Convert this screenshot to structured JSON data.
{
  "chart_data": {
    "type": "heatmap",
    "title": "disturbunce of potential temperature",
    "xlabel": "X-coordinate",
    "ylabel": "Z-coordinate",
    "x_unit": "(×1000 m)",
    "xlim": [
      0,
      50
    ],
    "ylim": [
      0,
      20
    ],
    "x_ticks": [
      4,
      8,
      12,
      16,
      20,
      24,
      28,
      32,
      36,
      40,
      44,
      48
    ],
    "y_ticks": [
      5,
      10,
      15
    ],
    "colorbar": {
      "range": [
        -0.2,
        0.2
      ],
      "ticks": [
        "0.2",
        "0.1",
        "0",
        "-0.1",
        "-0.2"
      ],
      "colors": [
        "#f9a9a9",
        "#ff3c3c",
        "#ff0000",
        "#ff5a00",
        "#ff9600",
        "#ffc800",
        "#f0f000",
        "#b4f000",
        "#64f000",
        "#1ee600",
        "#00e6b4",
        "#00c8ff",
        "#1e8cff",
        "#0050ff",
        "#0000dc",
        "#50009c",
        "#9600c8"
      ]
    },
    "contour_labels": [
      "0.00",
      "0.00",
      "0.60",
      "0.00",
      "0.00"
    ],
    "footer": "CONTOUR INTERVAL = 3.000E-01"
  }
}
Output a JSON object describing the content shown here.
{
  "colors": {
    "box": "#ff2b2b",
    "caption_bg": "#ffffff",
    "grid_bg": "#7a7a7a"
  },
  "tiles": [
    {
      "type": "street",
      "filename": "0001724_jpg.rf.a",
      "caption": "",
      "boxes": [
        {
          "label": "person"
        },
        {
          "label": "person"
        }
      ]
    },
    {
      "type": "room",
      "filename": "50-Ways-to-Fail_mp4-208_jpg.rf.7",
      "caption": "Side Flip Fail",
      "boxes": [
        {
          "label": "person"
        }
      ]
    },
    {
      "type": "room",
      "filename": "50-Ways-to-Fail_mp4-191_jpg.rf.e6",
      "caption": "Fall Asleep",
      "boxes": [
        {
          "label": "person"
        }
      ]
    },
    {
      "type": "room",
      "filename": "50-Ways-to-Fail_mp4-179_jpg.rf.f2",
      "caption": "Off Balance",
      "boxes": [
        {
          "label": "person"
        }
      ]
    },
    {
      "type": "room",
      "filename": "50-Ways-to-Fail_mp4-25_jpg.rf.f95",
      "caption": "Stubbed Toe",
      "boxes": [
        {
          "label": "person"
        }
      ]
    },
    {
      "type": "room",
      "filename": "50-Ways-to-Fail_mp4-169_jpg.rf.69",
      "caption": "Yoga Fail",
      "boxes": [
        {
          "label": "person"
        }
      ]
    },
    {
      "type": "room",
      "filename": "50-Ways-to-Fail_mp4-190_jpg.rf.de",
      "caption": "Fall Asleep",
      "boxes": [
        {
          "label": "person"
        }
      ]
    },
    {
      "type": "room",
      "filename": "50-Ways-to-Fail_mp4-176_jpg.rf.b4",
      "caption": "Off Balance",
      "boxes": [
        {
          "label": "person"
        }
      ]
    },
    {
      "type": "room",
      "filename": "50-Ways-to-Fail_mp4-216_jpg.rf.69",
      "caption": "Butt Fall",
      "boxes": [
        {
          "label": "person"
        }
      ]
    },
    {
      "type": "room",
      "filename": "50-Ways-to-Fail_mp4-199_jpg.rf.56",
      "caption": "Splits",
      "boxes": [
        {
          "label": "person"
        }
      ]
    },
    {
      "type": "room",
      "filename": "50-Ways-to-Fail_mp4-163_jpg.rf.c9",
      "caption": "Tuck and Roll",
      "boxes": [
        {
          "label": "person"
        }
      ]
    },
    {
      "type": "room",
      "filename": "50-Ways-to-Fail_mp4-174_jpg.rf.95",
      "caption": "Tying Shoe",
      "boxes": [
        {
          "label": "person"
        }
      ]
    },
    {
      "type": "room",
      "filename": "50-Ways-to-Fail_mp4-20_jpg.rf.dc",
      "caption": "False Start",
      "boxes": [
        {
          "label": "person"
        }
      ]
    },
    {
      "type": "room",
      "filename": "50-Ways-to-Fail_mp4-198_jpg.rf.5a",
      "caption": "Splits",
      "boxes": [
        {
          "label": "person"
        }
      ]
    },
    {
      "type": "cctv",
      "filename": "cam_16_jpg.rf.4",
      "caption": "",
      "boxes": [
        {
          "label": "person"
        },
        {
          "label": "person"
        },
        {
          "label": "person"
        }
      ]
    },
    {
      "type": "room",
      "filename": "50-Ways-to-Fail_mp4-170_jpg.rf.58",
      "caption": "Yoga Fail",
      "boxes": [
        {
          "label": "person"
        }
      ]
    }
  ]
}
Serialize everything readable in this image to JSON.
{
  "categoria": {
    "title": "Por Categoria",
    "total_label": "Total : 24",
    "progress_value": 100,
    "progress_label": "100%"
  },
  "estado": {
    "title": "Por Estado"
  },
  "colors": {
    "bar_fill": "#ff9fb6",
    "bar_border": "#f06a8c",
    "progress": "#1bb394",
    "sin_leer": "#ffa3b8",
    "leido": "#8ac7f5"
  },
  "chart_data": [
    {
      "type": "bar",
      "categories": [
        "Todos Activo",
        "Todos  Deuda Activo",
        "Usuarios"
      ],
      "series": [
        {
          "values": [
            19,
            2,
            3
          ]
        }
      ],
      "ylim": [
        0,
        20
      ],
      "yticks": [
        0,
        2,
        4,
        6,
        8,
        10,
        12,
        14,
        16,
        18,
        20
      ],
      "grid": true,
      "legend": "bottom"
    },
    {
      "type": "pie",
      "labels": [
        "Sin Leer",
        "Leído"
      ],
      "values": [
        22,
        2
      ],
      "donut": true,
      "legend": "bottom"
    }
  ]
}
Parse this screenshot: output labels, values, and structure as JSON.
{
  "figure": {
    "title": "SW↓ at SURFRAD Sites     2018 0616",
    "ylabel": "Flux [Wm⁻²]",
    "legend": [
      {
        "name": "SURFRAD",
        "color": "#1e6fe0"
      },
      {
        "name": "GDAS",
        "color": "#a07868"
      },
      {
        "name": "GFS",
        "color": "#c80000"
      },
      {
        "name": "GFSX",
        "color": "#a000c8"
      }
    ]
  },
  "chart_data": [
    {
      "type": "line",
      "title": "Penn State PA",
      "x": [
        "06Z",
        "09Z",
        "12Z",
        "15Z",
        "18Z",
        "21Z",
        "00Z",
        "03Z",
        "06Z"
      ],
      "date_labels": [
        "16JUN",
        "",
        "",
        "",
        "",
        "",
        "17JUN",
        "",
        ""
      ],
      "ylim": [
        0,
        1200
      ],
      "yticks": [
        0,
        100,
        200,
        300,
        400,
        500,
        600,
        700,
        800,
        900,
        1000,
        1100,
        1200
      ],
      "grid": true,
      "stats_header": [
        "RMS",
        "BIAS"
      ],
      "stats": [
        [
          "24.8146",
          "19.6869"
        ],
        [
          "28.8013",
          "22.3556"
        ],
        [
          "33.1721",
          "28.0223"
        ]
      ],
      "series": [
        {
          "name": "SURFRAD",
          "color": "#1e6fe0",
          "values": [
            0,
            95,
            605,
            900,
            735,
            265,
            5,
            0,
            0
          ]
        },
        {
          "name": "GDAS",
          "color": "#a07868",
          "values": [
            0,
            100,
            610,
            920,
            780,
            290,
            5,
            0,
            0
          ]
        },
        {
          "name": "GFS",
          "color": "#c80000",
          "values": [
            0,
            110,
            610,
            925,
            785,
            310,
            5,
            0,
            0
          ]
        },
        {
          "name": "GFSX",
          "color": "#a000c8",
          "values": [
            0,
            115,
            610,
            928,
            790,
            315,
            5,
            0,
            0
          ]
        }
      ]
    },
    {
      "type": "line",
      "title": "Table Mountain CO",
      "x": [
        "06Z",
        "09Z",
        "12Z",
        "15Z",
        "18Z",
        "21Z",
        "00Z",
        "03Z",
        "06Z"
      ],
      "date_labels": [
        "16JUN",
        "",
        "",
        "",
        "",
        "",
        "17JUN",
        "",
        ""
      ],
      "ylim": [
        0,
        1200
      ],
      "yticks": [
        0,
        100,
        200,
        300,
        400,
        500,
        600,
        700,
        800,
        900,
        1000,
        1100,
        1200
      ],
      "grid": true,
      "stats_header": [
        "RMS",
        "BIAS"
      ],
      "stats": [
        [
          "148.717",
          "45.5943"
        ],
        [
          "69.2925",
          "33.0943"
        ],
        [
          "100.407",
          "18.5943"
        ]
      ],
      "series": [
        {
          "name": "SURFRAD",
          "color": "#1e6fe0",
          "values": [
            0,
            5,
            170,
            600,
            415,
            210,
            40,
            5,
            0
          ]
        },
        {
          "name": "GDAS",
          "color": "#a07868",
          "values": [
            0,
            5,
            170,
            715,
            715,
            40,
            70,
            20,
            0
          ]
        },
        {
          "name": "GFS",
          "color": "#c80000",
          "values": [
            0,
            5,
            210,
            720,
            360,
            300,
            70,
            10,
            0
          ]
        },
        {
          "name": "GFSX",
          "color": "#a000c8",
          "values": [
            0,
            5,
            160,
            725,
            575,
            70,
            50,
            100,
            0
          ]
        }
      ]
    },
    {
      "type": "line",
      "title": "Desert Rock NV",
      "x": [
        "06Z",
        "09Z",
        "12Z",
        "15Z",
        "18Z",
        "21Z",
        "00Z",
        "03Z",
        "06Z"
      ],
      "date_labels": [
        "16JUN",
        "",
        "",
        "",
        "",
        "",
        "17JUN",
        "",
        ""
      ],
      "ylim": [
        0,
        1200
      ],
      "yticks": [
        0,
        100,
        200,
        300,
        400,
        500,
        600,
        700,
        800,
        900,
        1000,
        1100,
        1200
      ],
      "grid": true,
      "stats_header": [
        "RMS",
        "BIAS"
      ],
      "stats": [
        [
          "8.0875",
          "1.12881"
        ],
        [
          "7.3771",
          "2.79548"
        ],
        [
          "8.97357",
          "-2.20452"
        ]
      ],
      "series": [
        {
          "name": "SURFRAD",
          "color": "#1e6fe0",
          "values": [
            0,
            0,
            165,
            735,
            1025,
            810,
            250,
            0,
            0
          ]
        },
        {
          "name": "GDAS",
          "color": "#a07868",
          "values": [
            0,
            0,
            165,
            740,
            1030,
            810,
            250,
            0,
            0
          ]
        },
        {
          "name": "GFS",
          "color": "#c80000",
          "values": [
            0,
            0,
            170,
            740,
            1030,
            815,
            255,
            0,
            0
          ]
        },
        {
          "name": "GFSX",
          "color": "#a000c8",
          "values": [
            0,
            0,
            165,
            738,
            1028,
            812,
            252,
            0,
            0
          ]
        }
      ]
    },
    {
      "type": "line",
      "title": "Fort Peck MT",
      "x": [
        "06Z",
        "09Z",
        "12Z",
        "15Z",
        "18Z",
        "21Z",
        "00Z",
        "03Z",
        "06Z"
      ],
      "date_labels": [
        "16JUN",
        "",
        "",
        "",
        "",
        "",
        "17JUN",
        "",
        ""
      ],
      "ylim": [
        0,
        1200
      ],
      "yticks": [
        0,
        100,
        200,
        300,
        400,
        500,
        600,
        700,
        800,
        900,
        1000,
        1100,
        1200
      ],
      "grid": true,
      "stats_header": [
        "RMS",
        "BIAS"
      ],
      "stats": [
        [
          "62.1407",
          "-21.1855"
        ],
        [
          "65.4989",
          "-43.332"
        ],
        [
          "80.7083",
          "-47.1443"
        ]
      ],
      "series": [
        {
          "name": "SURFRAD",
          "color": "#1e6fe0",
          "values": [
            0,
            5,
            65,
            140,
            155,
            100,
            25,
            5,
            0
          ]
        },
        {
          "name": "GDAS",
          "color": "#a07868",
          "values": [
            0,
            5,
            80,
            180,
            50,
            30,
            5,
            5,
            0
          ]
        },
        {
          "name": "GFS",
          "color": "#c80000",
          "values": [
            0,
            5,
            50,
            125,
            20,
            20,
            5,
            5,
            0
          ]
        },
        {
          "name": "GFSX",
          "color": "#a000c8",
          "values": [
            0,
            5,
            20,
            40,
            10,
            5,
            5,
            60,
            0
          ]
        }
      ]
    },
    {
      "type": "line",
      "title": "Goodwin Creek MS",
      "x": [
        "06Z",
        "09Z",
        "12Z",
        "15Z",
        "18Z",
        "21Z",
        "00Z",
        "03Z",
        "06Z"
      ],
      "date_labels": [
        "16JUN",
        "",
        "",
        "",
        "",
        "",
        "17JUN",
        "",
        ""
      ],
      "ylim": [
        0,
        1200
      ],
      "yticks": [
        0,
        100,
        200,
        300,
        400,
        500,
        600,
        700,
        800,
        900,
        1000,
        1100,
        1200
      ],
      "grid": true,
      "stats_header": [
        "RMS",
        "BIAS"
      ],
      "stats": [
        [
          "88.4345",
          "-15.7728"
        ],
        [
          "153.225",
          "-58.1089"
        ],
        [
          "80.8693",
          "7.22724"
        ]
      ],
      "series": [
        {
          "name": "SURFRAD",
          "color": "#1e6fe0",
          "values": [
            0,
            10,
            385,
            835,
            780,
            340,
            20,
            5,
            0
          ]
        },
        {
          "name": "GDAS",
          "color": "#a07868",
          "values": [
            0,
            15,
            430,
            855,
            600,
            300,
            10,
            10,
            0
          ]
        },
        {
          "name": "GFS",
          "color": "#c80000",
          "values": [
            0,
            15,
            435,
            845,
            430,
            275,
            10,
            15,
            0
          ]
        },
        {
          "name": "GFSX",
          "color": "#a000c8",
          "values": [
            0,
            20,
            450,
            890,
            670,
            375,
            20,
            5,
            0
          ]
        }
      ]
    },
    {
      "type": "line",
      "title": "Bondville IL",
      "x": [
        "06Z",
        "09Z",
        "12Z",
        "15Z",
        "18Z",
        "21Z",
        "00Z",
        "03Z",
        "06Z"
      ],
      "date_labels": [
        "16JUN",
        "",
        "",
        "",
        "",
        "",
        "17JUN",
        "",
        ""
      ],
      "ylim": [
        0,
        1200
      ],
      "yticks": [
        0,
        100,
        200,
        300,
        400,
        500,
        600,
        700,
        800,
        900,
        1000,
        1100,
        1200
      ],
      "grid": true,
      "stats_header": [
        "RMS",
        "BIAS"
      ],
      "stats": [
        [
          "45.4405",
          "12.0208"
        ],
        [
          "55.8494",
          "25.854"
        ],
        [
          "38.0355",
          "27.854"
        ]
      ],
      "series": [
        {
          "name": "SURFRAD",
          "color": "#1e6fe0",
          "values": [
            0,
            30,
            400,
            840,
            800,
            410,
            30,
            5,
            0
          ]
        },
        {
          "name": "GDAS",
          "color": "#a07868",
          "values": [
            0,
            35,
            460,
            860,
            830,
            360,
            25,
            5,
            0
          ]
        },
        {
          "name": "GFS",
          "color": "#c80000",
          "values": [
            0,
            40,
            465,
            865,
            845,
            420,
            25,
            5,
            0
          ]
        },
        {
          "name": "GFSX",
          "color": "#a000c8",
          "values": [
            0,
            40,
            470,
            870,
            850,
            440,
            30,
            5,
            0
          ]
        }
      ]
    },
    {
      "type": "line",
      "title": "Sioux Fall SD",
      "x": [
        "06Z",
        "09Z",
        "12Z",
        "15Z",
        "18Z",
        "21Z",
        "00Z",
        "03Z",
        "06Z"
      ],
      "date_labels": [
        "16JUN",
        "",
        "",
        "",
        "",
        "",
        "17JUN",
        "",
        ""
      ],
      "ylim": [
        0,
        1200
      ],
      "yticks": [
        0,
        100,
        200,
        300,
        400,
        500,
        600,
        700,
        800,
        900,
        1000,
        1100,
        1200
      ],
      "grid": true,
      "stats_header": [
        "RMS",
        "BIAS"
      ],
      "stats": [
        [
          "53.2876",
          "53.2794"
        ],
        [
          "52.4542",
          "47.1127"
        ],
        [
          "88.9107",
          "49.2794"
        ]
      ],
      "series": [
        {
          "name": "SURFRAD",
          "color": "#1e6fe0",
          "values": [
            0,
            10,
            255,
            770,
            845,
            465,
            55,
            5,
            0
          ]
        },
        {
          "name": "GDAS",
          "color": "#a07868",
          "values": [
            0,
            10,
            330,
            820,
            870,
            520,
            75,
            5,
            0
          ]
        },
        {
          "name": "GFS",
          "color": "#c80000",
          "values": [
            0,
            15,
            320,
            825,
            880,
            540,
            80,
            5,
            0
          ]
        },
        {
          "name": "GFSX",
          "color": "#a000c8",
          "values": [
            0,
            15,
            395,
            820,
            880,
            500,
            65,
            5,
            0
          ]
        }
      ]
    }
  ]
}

━━━━

▶ **Aim of the task**: Collect every line above that contains the word "coordinate".

▶ **Answer to this task**:
    "xlabel": "X-coordinate",
    "ylabel": "Z-coordinate",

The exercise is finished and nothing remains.